■ Task to carry out ■
Without the pictures, can you quote each line below exactly?

■ Provided records ■
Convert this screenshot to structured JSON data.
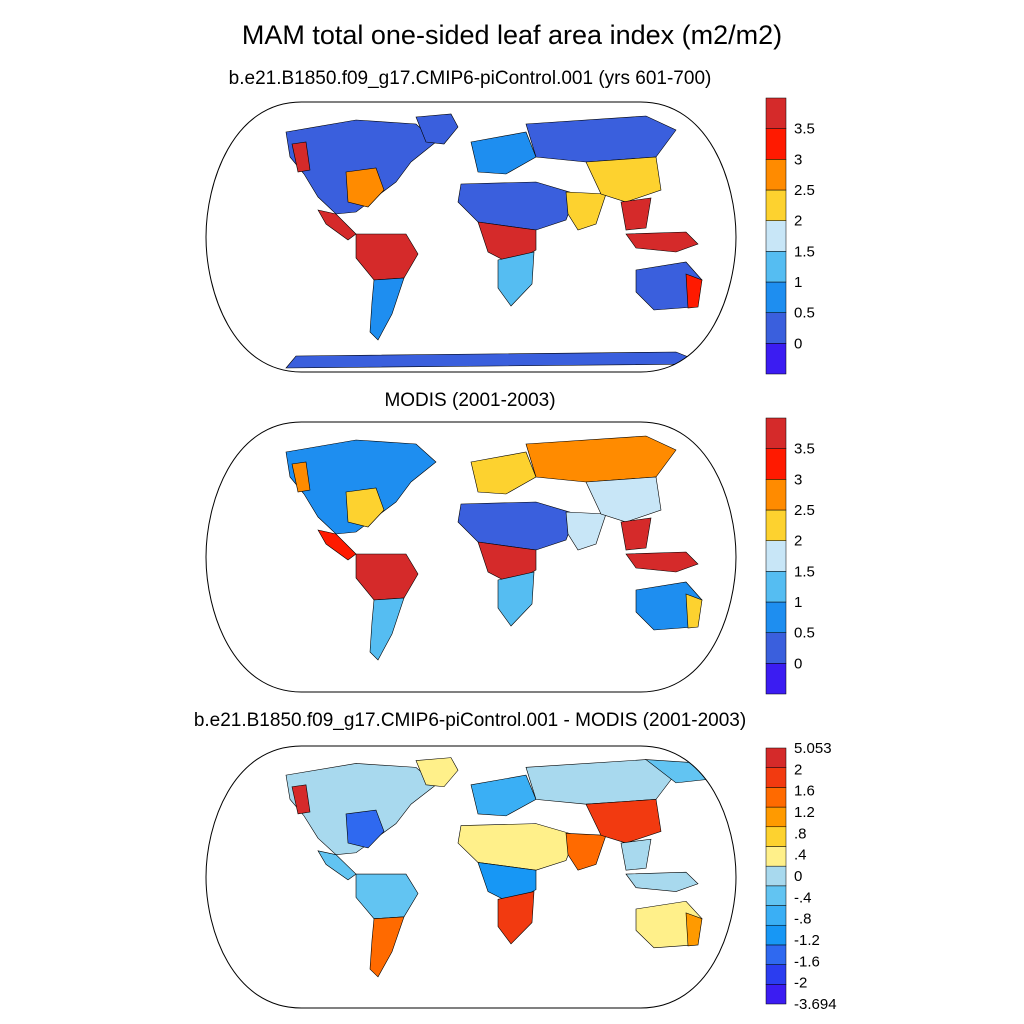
{
  "title": "MAM total one-sided leaf area index (m2/m2)",
  "colors": {
    "ocean": "#ffffff",
    "coast": "#000000",
    "lai_scale": [
      "#3b1cf2",
      "#3a5fdd",
      "#1e8ef0",
      "#55bdf2",
      "#c8e6f7",
      "#fdd22f",
      "#ff8b00",
      "#ff1a00",
      "#d52a2a"
    ],
    "diff_scale": [
      "#3b1cf2",
      "#2b3df0",
      "#2f69f0",
      "#1797f5",
      "#3aaff5",
      "#62c4f2",
      "#a8d9ee",
      "#fff08a",
      "#fdd22f",
      "#ff9a00",
      "#ff6a00",
      "#f23a10",
      "#d52a2a"
    ]
  },
  "chart_data": [
    {
      "type": "heatmap",
      "subtitle": "b.e21.B1850.f09_g17.CMIP6-piControl.001 (yrs 601-700)",
      "projection": "Robinson",
      "colorbar_labels": [
        "3.5",
        "3",
        "2.5",
        "2",
        "1.5",
        "1",
        "0.5",
        "0"
      ],
      "colorbar_levels": [
        0,
        0.5,
        1,
        1.5,
        2,
        2.5,
        3,
        3.5
      ],
      "regions": [
        {
          "name": "North America",
          "level": 1
        },
        {
          "name": "Eastern North America",
          "level": 6
        },
        {
          "name": "Pacific Northwest",
          "level": 8
        },
        {
          "name": "Central America",
          "level": 8
        },
        {
          "name": "Amazonia",
          "level": 8
        },
        {
          "name": "South America (south)",
          "level": 2
        },
        {
          "name": "Greenland",
          "level": 1
        },
        {
          "name": "Europe",
          "level": 2
        },
        {
          "name": "Siberia",
          "level": 1
        },
        {
          "name": "Sahara / Arabia",
          "level": 1
        },
        {
          "name": "Central Africa",
          "level": 8
        },
        {
          "name": "Southern Africa",
          "level": 3
        },
        {
          "name": "South Asia",
          "level": 5
        },
        {
          "name": "East Asia",
          "level": 5
        },
        {
          "name": "Southeast Asia",
          "level": 8
        },
        {
          "name": "Maritime Continent",
          "level": 8
        },
        {
          "name": "Australia",
          "level": 1
        },
        {
          "name": "Eastern Australia",
          "level": 7
        },
        {
          "name": "Antarctica",
          "level": 1
        }
      ]
    },
    {
      "type": "heatmap",
      "subtitle": "MODIS (2001-2003)",
      "projection": "Robinson",
      "colorbar_labels": [
        "3.5",
        "3",
        "2.5",
        "2",
        "1.5",
        "1",
        "0.5",
        "0"
      ],
      "colorbar_levels": [
        0,
        0.5,
        1,
        1.5,
        2,
        2.5,
        3,
        3.5
      ],
      "regions": [
        {
          "name": "North America",
          "level": 2
        },
        {
          "name": "Eastern North America",
          "level": 5
        },
        {
          "name": "Pacific Northwest",
          "level": 6
        },
        {
          "name": "Central America",
          "level": 7
        },
        {
          "name": "Amazonia",
          "level": 8
        },
        {
          "name": "South America (south)",
          "level": 3
        },
        {
          "name": "Europe",
          "level": 5
        },
        {
          "name": "Siberia",
          "level": 6
        },
        {
          "name": "Sahara / Arabia",
          "level": 1
        },
        {
          "name": "Central Africa",
          "level": 8
        },
        {
          "name": "Southern Africa",
          "level": 3
        },
        {
          "name": "South Asia",
          "level": 4
        },
        {
          "name": "East Asia",
          "level": 4
        },
        {
          "name": "Southeast Asia",
          "level": 8
        },
        {
          "name": "Maritime Continent",
          "level": 8
        },
        {
          "name": "Australia",
          "level": 2
        },
        {
          "name": "Eastern Australia",
          "level": 5
        }
      ]
    },
    {
      "type": "heatmap",
      "subtitle": "b.e21.B1850.f09_g17.CMIP6-piControl.001 - MODIS (2001-2003)",
      "projection": "Robinson",
      "colorbar_labels": [
        "5.053",
        "2",
        "1.6",
        "1.2",
        ".8",
        ".4",
        "0",
        "-.4",
        "-.8",
        "-1.2",
        "-1.6",
        "-2",
        "-3.694"
      ],
      "colorbar_levels": [
        -2,
        -1.6,
        -1.2,
        -0.8,
        -0.4,
        0,
        0.4,
        0.8,
        1.2,
        1.6,
        2
      ],
      "colorbar_range": [
        -3.694,
        5.053
      ],
      "regions": [
        {
          "name": "North America",
          "level": 6
        },
        {
          "name": "Eastern North America",
          "level": 2
        },
        {
          "name": "Pacific Northwest",
          "level": 12
        },
        {
          "name": "Central America",
          "level": 5
        },
        {
          "name": "Amazonia",
          "level": 5
        },
        {
          "name": "South America (south)",
          "level": 10
        },
        {
          "name": "Greenland",
          "level": 7
        },
        {
          "name": "Europe",
          "level": 4
        },
        {
          "name": "Siberia",
          "level": 6
        },
        {
          "name": "Sahara / Arabia",
          "level": 7
        },
        {
          "name": "Central Africa",
          "level": 3
        },
        {
          "name": "Southern Africa",
          "level": 11
        },
        {
          "name": "South Asia",
          "level": 10
        },
        {
          "name": "East Asia",
          "level": 11
        },
        {
          "name": "Southeast Asia",
          "level": 6
        },
        {
          "name": "Maritime Continent",
          "level": 6
        },
        {
          "name": "Australia",
          "level": 7
        },
        {
          "name": "Eastern Australia",
          "level": 9
        },
        {
          "name": "Siberia (east)",
          "level": 5
        }
      ]
    }
  ]
}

■ The output ■
Convert this screenshot to structured JSON data.
{
  "title": "MAM total one-sided leaf area index (m2/m2)",
  "colors": {
    "ocean": "#ffffff",
    "coast": "#000000",
    "lai_scale": [
      "#3b1cf2",
      "#3a5fdd",
      "#1e8ef0",
      "#55bdf2",
      "#c8e6f7",
      "#fdd22f",
      "#ff8b00",
      "#ff1a00",
      "#d52a2a"
    ],
    "diff_scale": [
      "#3b1cf2",
      "#2b3df0",
      "#2f69f0",
      "#1797f5",
      "#3aaff5",
      "#62c4f2",
      "#a8d9ee",
      "#fff08a",
      "#fdd22f",
      "#ff9a00",
      "#ff6a00",
      "#f23a10",
      "#d52a2a"
    ]
  },
  "chart_data": [
    {
      "type": "heatmap",
      "subtitle": "b.e21.B1850.f09_g17.CMIP6-piControl.001 (yrs 601-700)",
      "projection": "Robinson",
      "colorbar_labels": [
        "3.5",
        "3",
        "2.5",
        "2",
        "1.5",
        "1",
        "0.5",
        "0"
      ],
      "colorbar_levels": [
        0,
        0.5,
        1,
        1.5,
        2,
        2.5,
        3,
        3.5
      ],
      "regions": [
        {
          "name": "North America",
          "level": 1
        },
        {
          "name": "Eastern North America",
          "level": 6
        },
        {
          "name": "Pacific Northwest",
          "level": 8
        },
        {
          "name": "Central America",
          "level": 8
        },
        {
          "name": "Amazonia",
          "level": 8
        },
        {
          "name": "South America (south)",
          "level": 2
        },
        {
          "name": "Greenland",
          "level": 1
        },
        {
          "name": "Europe",
          "level": 2
        },
        {
          "name": "Siberia",
          "level": 1
        },
        {
          "name": "Sahara / Arabia",
          "level": 1
        },
        {
          "name": "Central Africa",
          "level": 8
        },
        {
          "name": "Southern Africa",
          "level": 3
        },
        {
          "name": "South Asia",
          "level": 5
        },
        {
          "name": "East Asia",
          "level": 5
        },
        {
          "name": "Southeast Asia",
          "level": 8
        },
        {
          "name": "Maritime Continent",
          "level": 8
        },
        {
          "name": "Australia",
          "level": 1
        },
        {
          "name": "Eastern Australia",
          "level": 7
        },
        {
          "name": "Antarctica",
          "level": 1
        }
      ]
    },
    {
      "type": "heatmap",
      "subtitle": "MODIS (2001-2003)",
      "projection": "Robinson",
      "colorbar_labels": [
        "3.5",
        "3",
        "2.5",
        "2",
        "1.5",
        "1",
        "0.5",
        "0"
      ],
      "colorbar_levels": [
        0,
        0.5,
        1,
        1.5,
        2,
        2.5,
        3,
        3.5
      ],
      "regions": [
        {
          "name": "North America",
          "level": 2
        },
        {
          "name": "Eastern North America",
          "level": 5
        },
        {
          "name": "Pacific Northwest",
          "level": 6
        },
        {
          "name": "Central America",
          "level": 7
        },
        {
          "name": "Amazonia",
          "level": 8
        },
        {
          "name": "South America (south)",
          "level": 3
        },
        {
          "name": "Europe",
          "level": 5
        },
        {
          "name": "Siberia",
          "level": 6
        },
        {
          "name": "Sahara / Arabia",
          "level": 1
        },
        {
          "name": "Central Africa",
          "level": 8
        },
        {
          "name": "Southern Africa",
          "level": 3
        },
        {
          "name": "South Asia",
          "level": 4
        },
        {
          "name": "East Asia",
          "level": 4
        },
        {
          "name": "Southeast Asia",
          "level": 8
        },
        {
          "name": "Maritime Continent",
          "level": 8
        },
        {
          "name": "Australia",
          "level": 2
        },
        {
          "name": "Eastern Australia",
          "level": 5
        }
      ]
    },
    {
      "type": "heatmap",
      "subtitle": "b.e21.B1850.f09_g17.CMIP6-piControl.001 - MODIS (2001-2003)",
      "projection": "Robinson",
      "colorbar_labels": [
        "5.053",
        "2",
        "1.6",
        "1.2",
        ".8",
        ".4",
        "0",
        "-.4",
        "-.8",
        "-1.2",
        "-1.6",
        "-2",
        "-3.694"
      ],
      "colorbar_levels": [
        -2,
        -1.6,
        -1.2,
        -0.8,
        -0.4,
        0,
        0.4,
        0.8,
        1.2,
        1.6,
        2
      ],
      "colorbar_range": [
        -3.694,
        5.053
      ],
      "regions": [
        {
          "name": "North America",
          "level": 6
        },
        {
          "name": "Eastern North America",
          "level": 2
        },
        {
          "name": "Pacific Northwest",
          "level": 12
        },
        {
          "name": "Central America",
          "level": 5
        },
        {
          "name": "Amazonia",
          "level": 5
        },
        {
          "name": "South America (south)",
          "level": 10
        },
        {
          "name": "Greenland",
          "level": 7
        },
        {
          "name": "Europe",
          "level": 4
        },
        {
          "name": "Siberia",
          "level": 6
        },
        {
          "name": "Sahara / Arabia",
          "level": 7
        },
        {
          "name": "Central Africa",
          "level": 3
        },
        {
          "name": "Southern Africa",
          "level": 11
        },
        {
          "name": "South Asia",
          "level": 10
        },
        {
          "name": "East Asia",
          "level": 11
        },
        {
          "name": "Southeast Asia",
          "level": 6
        },
        {
          "name": "Maritime Continent",
          "level": 6
        },
        {
          "name": "Australia",
          "level": 7
        },
        {
          "name": "Eastern Australia",
          "level": 9
        },
        {
          "name": "Siberia (east)",
          "level": 5
        }
      ]
    }
  ]
}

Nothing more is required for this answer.